Identify the lines that contain the word "tres", then copy them.

(Collection entries)
##########
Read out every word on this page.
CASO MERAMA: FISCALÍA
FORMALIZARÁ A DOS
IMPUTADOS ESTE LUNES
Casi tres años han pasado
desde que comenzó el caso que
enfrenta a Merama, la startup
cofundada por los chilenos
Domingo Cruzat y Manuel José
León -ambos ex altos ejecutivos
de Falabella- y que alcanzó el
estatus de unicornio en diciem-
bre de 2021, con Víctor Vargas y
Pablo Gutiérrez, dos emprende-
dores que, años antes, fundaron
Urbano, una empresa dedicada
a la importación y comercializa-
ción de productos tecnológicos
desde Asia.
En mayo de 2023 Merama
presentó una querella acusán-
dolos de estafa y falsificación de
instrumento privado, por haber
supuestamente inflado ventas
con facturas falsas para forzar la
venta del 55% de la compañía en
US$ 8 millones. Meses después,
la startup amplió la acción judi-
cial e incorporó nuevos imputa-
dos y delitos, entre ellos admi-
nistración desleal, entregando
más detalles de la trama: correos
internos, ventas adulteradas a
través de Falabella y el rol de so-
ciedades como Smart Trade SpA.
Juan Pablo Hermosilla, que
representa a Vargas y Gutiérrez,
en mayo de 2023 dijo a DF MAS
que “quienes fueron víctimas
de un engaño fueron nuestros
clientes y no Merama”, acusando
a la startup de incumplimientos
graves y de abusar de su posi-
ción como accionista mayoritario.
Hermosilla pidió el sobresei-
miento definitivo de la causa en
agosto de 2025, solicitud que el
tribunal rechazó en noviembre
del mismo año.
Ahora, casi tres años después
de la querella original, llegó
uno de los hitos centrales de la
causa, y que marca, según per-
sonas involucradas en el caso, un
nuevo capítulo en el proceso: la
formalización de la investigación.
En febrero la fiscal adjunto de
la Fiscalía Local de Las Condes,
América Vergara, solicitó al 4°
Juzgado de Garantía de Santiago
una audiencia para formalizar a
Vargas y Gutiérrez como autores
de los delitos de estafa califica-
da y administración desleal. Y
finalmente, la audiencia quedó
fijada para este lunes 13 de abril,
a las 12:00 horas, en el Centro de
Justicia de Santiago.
##########
▸ **Task result**:
Casi tres años han pasado
Ahora, casi tres años después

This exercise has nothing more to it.